### Requirements
• A. Say whether each statement agrees with the acorn passage: (i) Red oak acorns are bitter because of their higher tannin content. (ii) The passage identifies the source of the "Common Types of Fruits and Seeds" illustration. (iii) Bur Oak leaves can be up to a foot long. Answer yes or no for each, quoting the deciding words of the passage.
• B. Quote the acorn passage word for word, taking everything from "I don't know" down to "9 inches long.".

### Passage given
^^^^^^^^
Tuesday, November 18, 2008

Going to Seed: Acorns

Reproduction is important in plants just as it is in animals. In both, when the mature generation is aging, a new generation needs to be growing up to take its place. In many plants, such as wildflowers, trees and shrubs, seeds are produced from fertilized flowers, and they carry the spark of life that will become the new generation, and they are often packaged with the food that will give them a good start.

The seeds of oaks trees are acorns. The acorn is defined in the book, "Plant Identification Terminology" by James G. Harris and Melinda Woolf Harris as," The hard, dry, indehiscent (which means that they do not open at maturity along definite lines) fruit of oaks, with a single large seed and a cup-like base".

According to an excellent book about the use of plants by animals of the U.S., "American Wildlife and Plants, A Guide to Wildlife Food Habits" by Alexander C. Martin, H. S. Zim and A. L. Nelson, "Oak trees are of major importance to both man and wildlife, and acorns are at a position at, or very near the top of the wildlife food list. Acorns provide a good and abundantly available staple - the staff of life for many wildlife species. The acorns of the white oak species are more palatable to wildlife just as they were preferred by the Indians and early settlers." The red oaks are much higher in tannins which makes their acorns bitter.

I don't know where this illustration of different seeds types "Common Types of Fruits and Seeds" came from, but we have used it for years with students and at workshops. The acorn is in the upper left-hand corner. (If you know the origin of this illustration , please let me know so I can give the author and/or artist credit.)

Bur Oak has very large acorns (Quercus macrocarpa) ["macro" = large "carpo" = Greek for fruit] and the Bur Oak tree's acorns are the largest we have at the ranch. This one is over an inch wide and if you count the cup which is deep and fringed with course hairs in the measure it is almost 2 inches wide . The leaves of the Bur Oak can be up to a foot long. The leaves in this picture were 6 to 9 inches long.
^^^^^^^^
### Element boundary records

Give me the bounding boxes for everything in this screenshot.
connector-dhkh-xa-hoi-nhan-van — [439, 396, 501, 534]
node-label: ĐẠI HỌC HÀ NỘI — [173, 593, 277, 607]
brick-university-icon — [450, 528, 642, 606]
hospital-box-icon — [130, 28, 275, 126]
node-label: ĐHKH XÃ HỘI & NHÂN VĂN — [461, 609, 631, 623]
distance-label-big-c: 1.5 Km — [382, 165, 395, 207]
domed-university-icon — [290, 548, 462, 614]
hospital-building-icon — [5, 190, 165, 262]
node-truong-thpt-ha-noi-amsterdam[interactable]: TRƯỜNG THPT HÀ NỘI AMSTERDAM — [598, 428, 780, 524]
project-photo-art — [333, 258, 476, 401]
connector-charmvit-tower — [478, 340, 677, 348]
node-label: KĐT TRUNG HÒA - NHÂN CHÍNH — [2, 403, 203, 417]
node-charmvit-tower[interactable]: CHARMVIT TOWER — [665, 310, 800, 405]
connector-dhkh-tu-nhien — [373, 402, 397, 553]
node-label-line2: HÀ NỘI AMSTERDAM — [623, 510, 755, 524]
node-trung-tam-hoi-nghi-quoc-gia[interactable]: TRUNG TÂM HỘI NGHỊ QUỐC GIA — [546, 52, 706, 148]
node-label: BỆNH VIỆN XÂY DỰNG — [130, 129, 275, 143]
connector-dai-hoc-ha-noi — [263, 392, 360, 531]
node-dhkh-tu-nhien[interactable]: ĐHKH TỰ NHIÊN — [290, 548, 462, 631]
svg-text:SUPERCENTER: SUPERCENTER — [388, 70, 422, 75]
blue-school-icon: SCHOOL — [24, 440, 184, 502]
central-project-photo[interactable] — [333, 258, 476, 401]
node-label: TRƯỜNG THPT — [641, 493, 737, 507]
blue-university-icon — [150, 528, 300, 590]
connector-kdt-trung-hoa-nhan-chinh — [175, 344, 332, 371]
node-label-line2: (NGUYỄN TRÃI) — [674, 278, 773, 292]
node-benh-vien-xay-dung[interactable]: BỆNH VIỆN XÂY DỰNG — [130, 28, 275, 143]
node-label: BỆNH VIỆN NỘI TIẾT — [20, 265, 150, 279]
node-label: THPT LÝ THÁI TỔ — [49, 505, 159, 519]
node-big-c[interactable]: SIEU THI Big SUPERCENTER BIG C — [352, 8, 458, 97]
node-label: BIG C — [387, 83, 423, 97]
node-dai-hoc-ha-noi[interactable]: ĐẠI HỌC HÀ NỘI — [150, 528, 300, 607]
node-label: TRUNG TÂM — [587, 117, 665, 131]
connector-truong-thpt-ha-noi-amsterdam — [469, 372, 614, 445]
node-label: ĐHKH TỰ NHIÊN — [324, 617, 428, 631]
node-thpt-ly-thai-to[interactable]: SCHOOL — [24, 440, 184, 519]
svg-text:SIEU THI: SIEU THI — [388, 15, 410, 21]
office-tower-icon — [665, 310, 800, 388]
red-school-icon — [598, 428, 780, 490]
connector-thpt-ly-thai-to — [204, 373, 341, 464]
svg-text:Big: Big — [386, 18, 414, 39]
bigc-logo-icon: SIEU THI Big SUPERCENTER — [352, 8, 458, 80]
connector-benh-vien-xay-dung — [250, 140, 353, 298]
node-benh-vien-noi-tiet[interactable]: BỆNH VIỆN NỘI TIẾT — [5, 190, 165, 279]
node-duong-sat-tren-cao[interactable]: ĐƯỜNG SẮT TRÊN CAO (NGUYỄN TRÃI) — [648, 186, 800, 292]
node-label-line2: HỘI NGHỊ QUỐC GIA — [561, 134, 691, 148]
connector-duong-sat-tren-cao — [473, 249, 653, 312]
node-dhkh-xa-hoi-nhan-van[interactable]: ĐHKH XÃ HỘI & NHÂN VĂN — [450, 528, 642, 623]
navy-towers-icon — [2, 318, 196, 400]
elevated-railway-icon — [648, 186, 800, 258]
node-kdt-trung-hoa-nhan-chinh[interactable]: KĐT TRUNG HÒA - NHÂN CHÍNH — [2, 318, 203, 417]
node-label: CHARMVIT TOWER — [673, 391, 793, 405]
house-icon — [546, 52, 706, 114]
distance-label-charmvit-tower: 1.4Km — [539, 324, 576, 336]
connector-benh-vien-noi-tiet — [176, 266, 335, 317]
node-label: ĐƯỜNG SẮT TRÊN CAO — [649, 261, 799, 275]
^^^^^^^^
### Correct answers
• A.
(i) Yes: "The red oaks are much higher in tannins which makes their acorns bitter."
(ii) No: "I don't know where this illustration of different seeds types"
(iii) Yes: "The leaves of the Bur Oak can be up to a foot long."

• B.
I don't know where this illustration of different seeds types "Common Types of Fruits and Seeds" came from, but we have used it for years with students and at workshops. The acorn is in the upper left-hand corner. (If you know the origin of this illustration , please let me know so I can give the author and/or artist credit.)

Bur Oak has very large acorns (Quercus macrocarpa) ["macro" = large "carpo" = Greek for fruit] and the Bur Oak tree's acorns are the largest we have at the ranch. This one is over an inch wide and if you count the cup which is deep and fringed with course hairs in the measure it is almost 2 inches wide . The leaves of the Bur Oak can be up to a foot long. The leaves in this picture were 6 to 9 inches long.